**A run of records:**
_ _ _ _

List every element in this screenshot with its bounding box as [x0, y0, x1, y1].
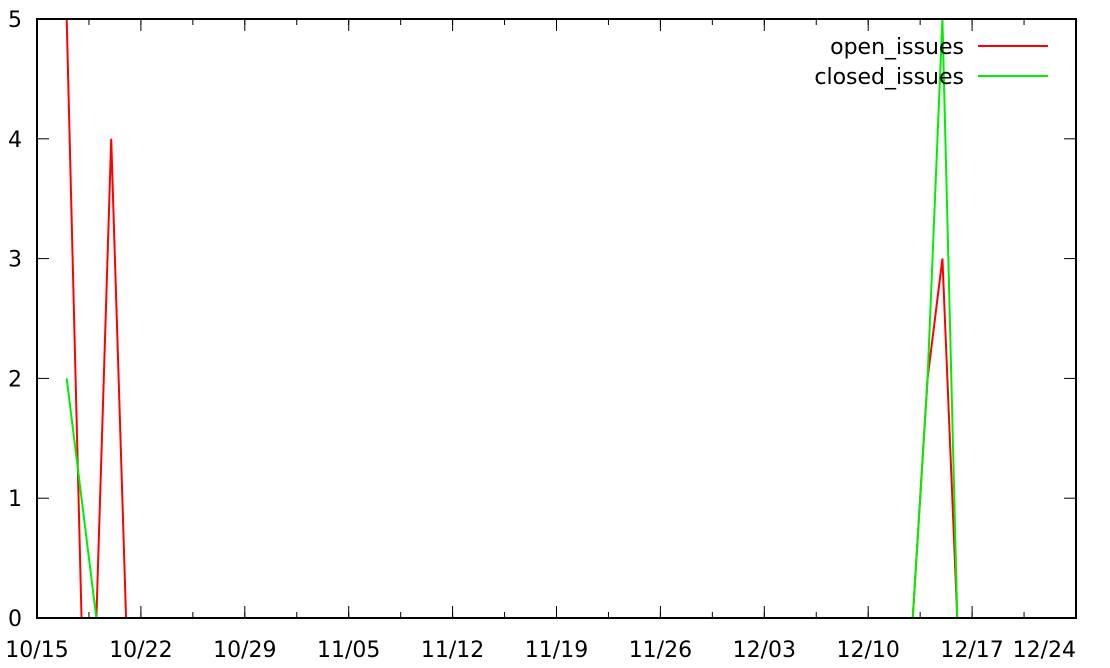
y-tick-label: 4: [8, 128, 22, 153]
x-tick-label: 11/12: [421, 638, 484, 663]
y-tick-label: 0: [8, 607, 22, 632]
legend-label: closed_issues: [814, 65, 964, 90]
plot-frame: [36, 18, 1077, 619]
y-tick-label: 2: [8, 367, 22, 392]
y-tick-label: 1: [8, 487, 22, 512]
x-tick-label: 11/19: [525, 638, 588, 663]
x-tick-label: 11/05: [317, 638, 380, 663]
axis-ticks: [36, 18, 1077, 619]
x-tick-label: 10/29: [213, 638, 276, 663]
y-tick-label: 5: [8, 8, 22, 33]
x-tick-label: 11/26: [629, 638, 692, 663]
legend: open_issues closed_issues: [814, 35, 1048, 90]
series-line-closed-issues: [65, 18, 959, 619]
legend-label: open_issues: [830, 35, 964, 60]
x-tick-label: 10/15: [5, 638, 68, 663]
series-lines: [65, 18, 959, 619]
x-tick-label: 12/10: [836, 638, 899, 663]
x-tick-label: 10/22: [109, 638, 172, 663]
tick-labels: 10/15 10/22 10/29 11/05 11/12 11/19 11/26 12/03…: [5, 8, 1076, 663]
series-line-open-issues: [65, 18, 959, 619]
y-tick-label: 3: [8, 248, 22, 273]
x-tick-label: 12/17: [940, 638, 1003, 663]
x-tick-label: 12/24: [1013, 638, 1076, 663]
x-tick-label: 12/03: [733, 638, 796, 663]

_ _ _ _

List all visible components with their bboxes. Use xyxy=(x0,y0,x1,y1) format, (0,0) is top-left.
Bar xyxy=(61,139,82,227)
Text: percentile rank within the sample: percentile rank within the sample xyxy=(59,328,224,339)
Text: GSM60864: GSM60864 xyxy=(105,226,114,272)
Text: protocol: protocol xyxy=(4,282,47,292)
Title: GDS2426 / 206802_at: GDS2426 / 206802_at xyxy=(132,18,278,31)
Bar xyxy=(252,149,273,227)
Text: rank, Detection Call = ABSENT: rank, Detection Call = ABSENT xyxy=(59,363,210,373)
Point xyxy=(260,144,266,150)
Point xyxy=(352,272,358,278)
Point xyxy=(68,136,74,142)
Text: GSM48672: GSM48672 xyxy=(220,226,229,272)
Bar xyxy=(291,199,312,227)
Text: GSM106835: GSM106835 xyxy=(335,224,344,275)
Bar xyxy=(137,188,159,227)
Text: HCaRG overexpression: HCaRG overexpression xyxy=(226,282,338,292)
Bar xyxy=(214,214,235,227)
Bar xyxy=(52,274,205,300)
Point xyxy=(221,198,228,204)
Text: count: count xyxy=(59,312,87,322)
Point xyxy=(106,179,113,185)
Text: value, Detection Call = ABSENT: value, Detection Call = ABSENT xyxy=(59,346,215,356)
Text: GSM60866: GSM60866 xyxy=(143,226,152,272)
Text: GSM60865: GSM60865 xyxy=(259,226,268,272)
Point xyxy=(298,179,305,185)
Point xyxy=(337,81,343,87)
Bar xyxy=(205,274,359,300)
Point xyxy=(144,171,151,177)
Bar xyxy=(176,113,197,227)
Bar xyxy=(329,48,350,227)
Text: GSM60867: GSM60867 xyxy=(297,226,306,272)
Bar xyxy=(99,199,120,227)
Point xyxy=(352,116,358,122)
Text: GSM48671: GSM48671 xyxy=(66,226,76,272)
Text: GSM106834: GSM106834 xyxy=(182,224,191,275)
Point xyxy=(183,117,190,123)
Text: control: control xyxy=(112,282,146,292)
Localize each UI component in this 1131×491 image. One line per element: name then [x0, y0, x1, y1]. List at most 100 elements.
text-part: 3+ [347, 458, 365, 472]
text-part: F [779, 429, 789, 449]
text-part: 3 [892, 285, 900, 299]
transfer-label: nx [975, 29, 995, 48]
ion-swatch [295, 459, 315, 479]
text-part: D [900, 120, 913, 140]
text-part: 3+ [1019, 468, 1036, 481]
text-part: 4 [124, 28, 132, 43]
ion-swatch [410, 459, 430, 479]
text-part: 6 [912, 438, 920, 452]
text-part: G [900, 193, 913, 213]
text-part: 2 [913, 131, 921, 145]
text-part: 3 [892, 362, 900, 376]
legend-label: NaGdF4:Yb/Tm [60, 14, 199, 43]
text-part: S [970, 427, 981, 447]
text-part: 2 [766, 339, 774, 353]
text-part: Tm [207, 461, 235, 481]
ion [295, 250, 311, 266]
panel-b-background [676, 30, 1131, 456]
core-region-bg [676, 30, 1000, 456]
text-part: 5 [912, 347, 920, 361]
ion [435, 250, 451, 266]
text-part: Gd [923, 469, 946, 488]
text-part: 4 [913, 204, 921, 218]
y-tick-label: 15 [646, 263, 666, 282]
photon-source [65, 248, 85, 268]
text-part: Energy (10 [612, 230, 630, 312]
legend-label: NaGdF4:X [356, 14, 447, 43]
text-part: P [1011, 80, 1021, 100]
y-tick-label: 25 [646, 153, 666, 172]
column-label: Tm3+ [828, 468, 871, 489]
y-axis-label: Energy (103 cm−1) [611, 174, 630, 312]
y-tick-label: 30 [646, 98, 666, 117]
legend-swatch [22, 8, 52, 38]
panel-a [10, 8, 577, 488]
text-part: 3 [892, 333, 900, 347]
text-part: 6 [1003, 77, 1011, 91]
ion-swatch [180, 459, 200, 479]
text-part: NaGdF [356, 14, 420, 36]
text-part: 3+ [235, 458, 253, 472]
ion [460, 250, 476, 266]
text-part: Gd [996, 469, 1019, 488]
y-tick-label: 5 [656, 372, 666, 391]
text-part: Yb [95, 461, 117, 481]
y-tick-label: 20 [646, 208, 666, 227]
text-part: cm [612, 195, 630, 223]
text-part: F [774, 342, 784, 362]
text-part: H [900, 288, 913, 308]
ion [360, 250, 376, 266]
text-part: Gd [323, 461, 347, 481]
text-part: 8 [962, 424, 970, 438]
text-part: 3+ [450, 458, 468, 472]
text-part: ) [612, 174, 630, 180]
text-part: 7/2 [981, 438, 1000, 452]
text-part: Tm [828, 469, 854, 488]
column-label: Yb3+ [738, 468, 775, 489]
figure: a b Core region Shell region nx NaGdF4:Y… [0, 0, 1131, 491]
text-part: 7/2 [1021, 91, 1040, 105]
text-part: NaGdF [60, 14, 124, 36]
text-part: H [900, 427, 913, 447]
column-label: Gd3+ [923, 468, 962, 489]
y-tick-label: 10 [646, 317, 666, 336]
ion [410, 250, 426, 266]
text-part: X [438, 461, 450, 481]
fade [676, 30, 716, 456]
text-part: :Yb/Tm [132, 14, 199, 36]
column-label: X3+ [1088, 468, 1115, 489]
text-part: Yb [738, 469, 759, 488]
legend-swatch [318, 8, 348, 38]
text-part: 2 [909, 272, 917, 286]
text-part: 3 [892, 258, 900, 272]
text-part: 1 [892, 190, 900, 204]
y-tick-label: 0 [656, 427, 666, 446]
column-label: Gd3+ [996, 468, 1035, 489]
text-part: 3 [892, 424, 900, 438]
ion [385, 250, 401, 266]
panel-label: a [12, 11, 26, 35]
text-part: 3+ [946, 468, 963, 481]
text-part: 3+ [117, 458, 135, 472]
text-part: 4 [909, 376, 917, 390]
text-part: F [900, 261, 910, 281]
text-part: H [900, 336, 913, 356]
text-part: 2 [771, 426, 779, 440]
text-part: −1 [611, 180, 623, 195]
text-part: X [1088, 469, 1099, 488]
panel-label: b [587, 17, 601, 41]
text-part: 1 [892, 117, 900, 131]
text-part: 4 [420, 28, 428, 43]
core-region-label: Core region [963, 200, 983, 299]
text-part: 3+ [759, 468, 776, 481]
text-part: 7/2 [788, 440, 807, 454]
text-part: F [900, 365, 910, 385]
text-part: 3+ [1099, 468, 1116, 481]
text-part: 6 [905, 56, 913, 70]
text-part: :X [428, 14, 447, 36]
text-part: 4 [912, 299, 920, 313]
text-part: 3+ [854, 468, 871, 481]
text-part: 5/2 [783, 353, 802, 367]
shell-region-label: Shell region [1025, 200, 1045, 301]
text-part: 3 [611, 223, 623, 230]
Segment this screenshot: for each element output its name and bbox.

_ _ _ _

Find each line in the records above that contains the string "column", and copy every such line in full.

**WRITTEN RESPONSE:**
column-label: Tm3+ [828, 468, 871, 489]
column-label: Yb3+ [738, 468, 775, 489]
column-label: Gd3+ [923, 468, 962, 489]
column-label: X3+ [1088, 468, 1115, 489]
column-label: Gd3+ [996, 468, 1035, 489]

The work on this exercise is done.